Job - Extract the records below word for word and ignore the images.
Begin Records for this exercise
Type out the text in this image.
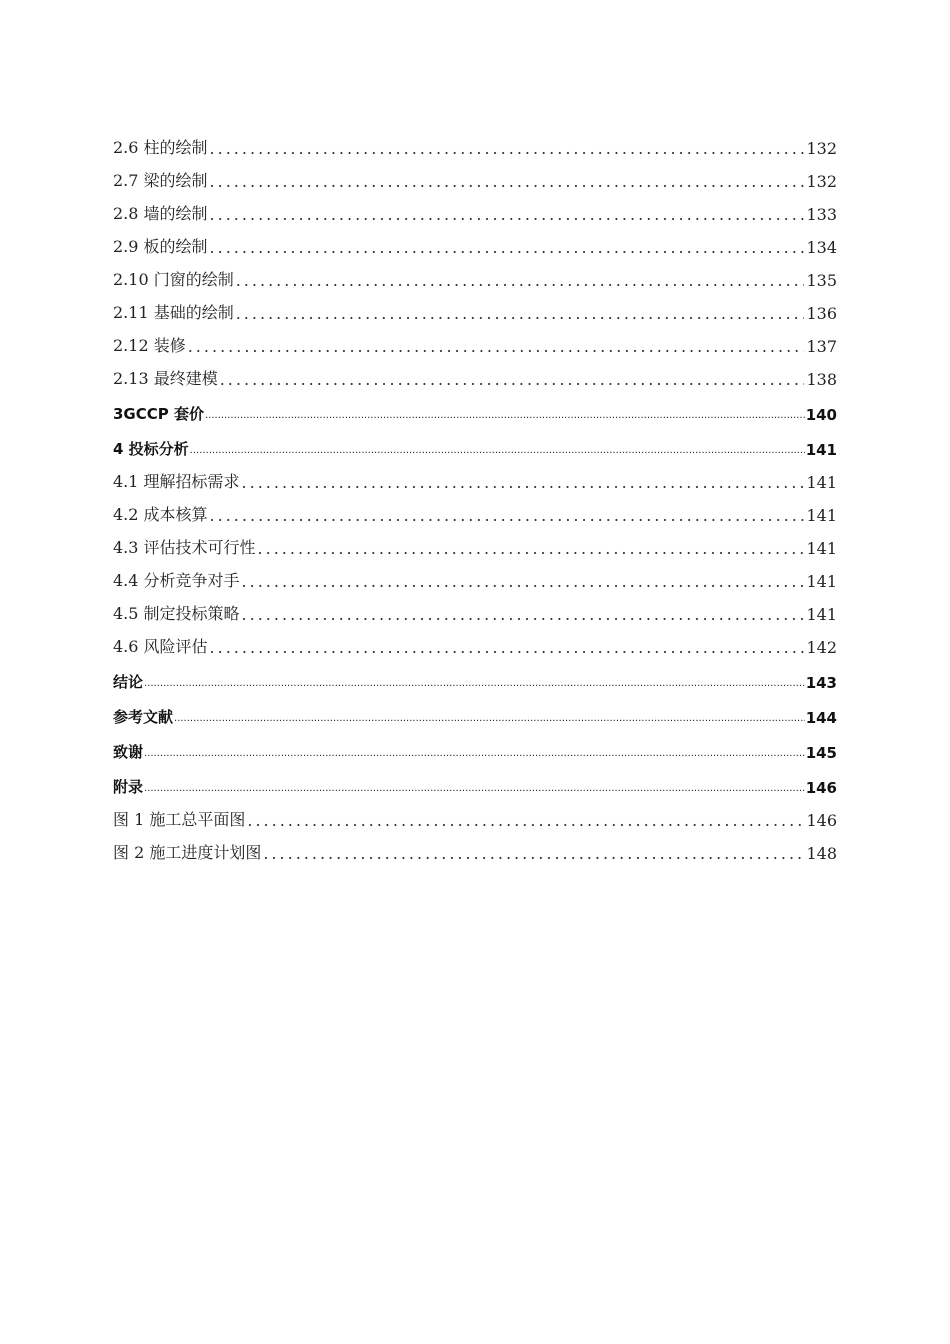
2.6 柱的绘制 .....	132
2.7 梁的绘制 .....	132
2.8 墙的绘制 .....	133
2.9 板的绘制 .....	134
2.10 门窗的绘制 .....	135
2.11 基础的绘制 .....	136
2.12 装修 .....	137
2.13 最终建模 .....	138
3GCCP 套价 .....	140
4 投标分析 .....	141
4.1 理解招标需求 .....	141
4.2 成本核算 .....	141
4.3 评估技术可行性 .....	141
4.4 分析竞争对手 .....	141
4.5 制定投标策略 .....	141
4.6 风险评估 .....	142
结论 .....	143
参考文献 .....	144
致谢 .....	145
附录 .....	146
图 1 施工总平面图 .....	146
图 2 施工进度计划图 .....	148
End Records for this exercise
Task answer -
Type out the text in this image.
2.6 柱的绘制 .....	132
2.7 梁的绘制 .....	132
2.8 墙的绘制 .....	133
2.9 板的绘制 .....	134
2.10 门窗的绘制 .....	135
2.11 基础的绘制 .....	136
2.12 装修 .....	137
2.13 最终建模 .....	138
3GCCP 套价 .....	140
4 投标分析 .....	141
4.1 理解招标需求 .....	141
4.2 成本核算 .....	141
4.3 评估技术可行性 .....	141
4.4 分析竞争对手 .....	141
4.5 制定投标策略 .....	141
4.6 风险评估 .....	142
结论 .....	143
参考文献 .....	144
致谢 .....	145
附录 .....	146
图 1 施工总平面图 .....	146
图 2 施工进度计划图 .....	148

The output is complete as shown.